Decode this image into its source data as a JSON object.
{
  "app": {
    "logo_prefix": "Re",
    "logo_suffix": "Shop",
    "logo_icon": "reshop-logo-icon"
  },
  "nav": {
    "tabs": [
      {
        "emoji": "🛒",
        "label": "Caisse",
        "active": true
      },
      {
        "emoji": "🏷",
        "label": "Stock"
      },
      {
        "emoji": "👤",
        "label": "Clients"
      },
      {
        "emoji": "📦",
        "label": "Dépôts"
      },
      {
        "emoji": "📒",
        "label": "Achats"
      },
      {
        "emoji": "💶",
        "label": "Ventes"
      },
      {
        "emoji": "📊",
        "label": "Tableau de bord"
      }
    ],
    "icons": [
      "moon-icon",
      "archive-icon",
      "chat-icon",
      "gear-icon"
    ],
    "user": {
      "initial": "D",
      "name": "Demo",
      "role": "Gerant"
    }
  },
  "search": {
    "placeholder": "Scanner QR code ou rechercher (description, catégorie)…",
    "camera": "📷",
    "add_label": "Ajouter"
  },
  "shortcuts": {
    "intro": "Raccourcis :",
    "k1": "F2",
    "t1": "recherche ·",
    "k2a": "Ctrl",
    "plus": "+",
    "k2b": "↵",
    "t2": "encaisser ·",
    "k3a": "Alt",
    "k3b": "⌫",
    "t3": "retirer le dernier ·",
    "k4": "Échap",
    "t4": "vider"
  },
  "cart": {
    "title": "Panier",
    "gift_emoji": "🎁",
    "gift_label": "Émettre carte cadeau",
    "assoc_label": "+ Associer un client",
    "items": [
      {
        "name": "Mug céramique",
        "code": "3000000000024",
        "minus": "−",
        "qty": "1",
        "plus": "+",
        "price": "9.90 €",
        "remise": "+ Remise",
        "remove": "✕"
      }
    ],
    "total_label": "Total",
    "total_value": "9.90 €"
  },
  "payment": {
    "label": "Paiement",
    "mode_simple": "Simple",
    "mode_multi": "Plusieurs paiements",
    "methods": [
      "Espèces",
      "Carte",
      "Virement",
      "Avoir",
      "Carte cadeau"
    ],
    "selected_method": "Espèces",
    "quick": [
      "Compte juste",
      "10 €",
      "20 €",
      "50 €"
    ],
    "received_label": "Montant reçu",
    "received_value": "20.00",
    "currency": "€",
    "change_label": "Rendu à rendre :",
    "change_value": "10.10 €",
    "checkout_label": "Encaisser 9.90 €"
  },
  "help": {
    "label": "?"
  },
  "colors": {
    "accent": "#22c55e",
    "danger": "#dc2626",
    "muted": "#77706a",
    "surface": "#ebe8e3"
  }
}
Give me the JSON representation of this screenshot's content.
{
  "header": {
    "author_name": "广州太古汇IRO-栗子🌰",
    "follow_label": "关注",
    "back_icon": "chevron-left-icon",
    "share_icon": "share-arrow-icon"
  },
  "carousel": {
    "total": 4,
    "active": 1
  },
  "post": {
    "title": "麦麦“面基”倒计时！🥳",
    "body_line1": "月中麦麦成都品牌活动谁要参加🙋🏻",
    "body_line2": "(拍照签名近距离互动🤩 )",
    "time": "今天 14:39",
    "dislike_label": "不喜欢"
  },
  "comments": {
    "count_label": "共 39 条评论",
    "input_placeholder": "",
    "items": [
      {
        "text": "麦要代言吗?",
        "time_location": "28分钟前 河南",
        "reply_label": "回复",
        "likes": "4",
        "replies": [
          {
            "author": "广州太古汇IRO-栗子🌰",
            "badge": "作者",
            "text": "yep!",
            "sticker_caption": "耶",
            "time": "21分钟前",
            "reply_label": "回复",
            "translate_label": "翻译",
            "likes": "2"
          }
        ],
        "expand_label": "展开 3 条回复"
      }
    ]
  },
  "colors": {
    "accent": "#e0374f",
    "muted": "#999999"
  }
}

WORK REQUIRED:
Return precisely the lines of the records, starting with the line that holds "Give me the" and ending with the last one.

WRITTEN SOLUTION:
Give me the JSON representation of this screenshot's content.
{
  "header": {
    "author_name": "广州太古汇IRO-栗子🌰",
    "follow_label": "关注",
    "back_icon": "chevron-left-icon",
    "share_icon": "share-arrow-icon"
  },
  "carousel": {
    "total": 4,
    "active": 1
  },
  "post": {
    "title": "麦麦“面基”倒计时！🥳",
    "body_line1": "月中麦麦成都品牌活动谁要参加🙋🏻",
    "body_line2": "(拍照签名近距离互动🤩 )",
    "time": "今天 14:39",
    "dislike_label": "不喜欢"
  },
  "comments": {
    "count_label": "共 39 条评论",
    "input_placeholder": "",
    "items": [
      {
        "text": "麦要代言吗?",
        "time_location": "28分钟前 河南",
        "reply_label": "回复",
        "likes": "4",
        "replies": [
          {
            "author": "广州太古汇IRO-栗子🌰",
            "badge": "作者",
            "text": "yep!",
            "sticker_caption": "耶",
            "time": "21分钟前",
            "reply_label": "回复",
            "translate_label": "翻译",
            "likes": "2"
          }
        ],
        "expand_label": "展开 3 条回复"
      }
    ]
  },
  "colors": {
    "accent": "#e0374f",
    "muted": "#999999"
  }
}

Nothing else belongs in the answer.